**PROBLEM TO SOLVE:**
Restate every line of the material, word for word.

**INPUT ROWS:**
....................

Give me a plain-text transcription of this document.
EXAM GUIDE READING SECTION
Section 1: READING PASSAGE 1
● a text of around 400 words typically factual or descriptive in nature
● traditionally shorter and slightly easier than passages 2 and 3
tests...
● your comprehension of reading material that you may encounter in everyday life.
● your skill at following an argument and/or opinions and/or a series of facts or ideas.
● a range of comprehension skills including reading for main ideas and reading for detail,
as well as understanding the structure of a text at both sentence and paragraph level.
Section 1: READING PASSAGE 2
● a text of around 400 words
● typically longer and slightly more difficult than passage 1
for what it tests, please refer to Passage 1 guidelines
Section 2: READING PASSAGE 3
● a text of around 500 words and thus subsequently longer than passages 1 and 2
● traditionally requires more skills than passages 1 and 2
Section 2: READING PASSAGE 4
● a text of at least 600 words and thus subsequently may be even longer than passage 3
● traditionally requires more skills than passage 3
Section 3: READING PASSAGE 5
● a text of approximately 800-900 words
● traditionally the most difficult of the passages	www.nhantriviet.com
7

....................

**RESPONSE:**
Give me a plain-text transcription of this document.
EXAM GUIDE READING SECTION
Section 1: READING PASSAGE 1
● a text of around 400 words typically factual or descriptive in nature
● traditionally shorter and slightly easier than passages 2 and 3
tests...
● your comprehension of reading material that you may encounter in everyday life.
● your skill at following an argument and/or opinions and/or a series of facts or ideas.
● a range of comprehension skills including reading for main ideas and reading for detail,
as well as understanding the structure of a text at both sentence and paragraph level.
Section 1: READING PASSAGE 2
● a text of around 400 words
● typically longer and slightly more difficult than passage 1
for what it tests, please refer to Passage 1 guidelines
Section 2: READING PASSAGE 3
● a text of around 500 words and thus subsequently longer than passages 1 and 2
● traditionally requires more skills than passages 1 and 2
Section 2: READING PASSAGE 4
● a text of at least 600 words and thus subsequently may be even longer than passage 3
● traditionally requires more skills than passage 3
Section 3: READING PASSAGE 5
● a text of approximately 800-900 words
● traditionally the most difficult of the passages	www.nhantriviet.com
7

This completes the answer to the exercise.